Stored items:
□ □ □ □
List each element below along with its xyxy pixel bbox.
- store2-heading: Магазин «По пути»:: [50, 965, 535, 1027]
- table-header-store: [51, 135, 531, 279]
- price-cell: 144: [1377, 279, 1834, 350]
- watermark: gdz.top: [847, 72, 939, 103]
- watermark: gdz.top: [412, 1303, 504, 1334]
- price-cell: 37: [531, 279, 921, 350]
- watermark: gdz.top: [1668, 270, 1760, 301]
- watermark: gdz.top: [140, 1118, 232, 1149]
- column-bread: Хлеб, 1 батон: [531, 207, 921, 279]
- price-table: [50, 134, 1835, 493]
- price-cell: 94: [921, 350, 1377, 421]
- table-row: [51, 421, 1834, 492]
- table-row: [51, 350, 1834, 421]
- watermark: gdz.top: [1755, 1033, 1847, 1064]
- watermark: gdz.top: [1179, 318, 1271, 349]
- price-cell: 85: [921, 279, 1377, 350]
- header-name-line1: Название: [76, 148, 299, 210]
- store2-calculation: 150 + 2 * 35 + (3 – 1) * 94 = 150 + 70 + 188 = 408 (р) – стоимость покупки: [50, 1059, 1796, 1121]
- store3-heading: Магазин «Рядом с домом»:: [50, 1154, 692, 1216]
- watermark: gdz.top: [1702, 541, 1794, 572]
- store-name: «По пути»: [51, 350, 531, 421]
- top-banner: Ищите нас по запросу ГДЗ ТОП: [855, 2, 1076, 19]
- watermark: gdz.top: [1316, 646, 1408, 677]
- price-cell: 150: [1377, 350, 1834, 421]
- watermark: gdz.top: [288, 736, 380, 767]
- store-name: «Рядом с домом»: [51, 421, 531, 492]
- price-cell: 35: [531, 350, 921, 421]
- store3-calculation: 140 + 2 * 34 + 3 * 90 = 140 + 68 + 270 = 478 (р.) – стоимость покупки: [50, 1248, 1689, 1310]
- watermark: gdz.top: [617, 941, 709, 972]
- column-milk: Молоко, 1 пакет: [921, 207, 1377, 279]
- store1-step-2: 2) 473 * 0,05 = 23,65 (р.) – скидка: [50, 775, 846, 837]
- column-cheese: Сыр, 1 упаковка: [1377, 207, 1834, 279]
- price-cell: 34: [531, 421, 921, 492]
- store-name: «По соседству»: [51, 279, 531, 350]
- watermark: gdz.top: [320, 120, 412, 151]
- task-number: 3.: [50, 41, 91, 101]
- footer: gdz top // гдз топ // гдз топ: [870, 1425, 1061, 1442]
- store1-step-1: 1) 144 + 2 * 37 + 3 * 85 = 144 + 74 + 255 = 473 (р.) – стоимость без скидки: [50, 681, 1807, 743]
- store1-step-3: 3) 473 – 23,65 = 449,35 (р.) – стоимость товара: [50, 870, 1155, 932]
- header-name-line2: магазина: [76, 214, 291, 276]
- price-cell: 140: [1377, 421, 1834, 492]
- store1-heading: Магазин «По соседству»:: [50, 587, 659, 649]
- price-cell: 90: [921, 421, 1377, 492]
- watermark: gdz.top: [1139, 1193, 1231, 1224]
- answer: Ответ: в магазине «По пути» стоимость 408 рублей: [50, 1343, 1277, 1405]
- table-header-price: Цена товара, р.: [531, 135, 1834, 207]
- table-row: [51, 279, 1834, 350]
□ □ □ □
• **Instruction**: Return the data from its start through the line containing "- price-cell: 37: [531, 279, 921, 350]", inclusive, copying those lines exactly.

• **Correct answer**:
List each element below along with its xyxy pixel bbox.
- store2-heading: Магазин «По пути»:: [50, 965, 535, 1027]
- table-header-store: [51, 135, 531, 279]
- price-cell: 144: [1377, 279, 1834, 350]
- watermark: gdz.top: [847, 72, 939, 103]
- watermark: gdz.top: [412, 1303, 504, 1334]
- price-cell: 37: [531, 279, 921, 350]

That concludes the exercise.